→ EXERCISE OBJECTIVE
Show all lines holding "Ayuda".

________________________

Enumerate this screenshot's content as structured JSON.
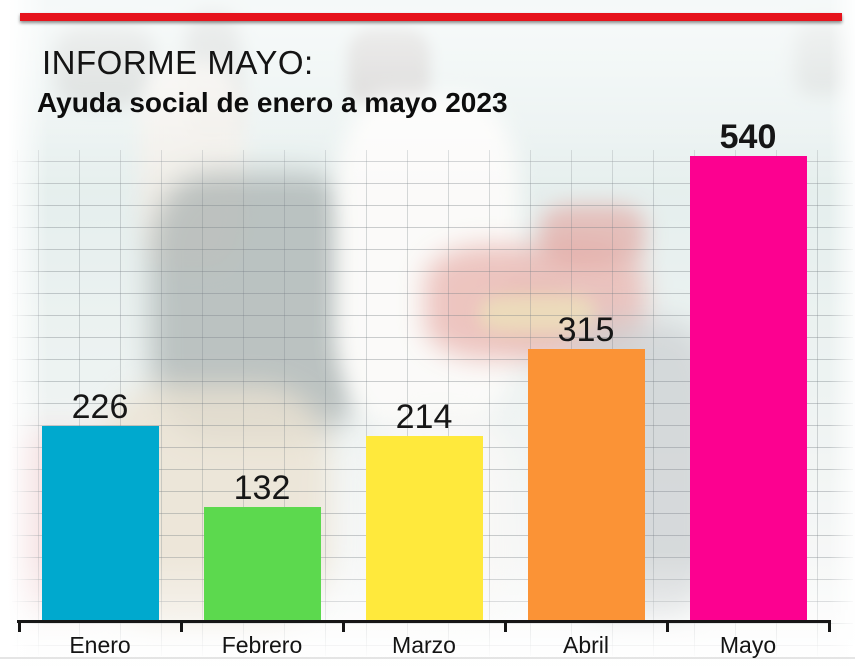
{
  "header": {
    "kicker": "INFORME MAYO:",
    "subtitle": "Ayuda social de enero a mayo 2023"
  },
  "chart_data": {
    "type": "bar",
    "title": "INFORME MAYO: Ayuda social de enero a mayo 2023",
    "categories": [
      "Enero",
      "Febrero",
      "Marzo",
      "Abril",
      "Mayo"
    ],
    "values": [
      226,
      132,
      214,
      315,
      540
    ],
    "bar_colors": [
      "#00a9ce",
      "#5cd94e",
      "#ffe93c",
      "#fb9336",
      "#fc0190"
    ],
    "xlabel": "",
    "ylabel": "",
    "ylim": [
      0,
      540
    ],
    "grid": true,
    "legend": false,
    "value_labels_shown": true,
    "emphasized_bar": "Mayo"
  },
  "style": {
    "top_bar_color": "#e6131c",
    "axis_color": "#161616",
    "text_color": "#141414"
  }
}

________________________

→ REPLY
    "subtitle": "Ayuda social de enero a mayo 2023"
    "title": "INFORME MAYO: Ayuda social de enero a mayo 2023",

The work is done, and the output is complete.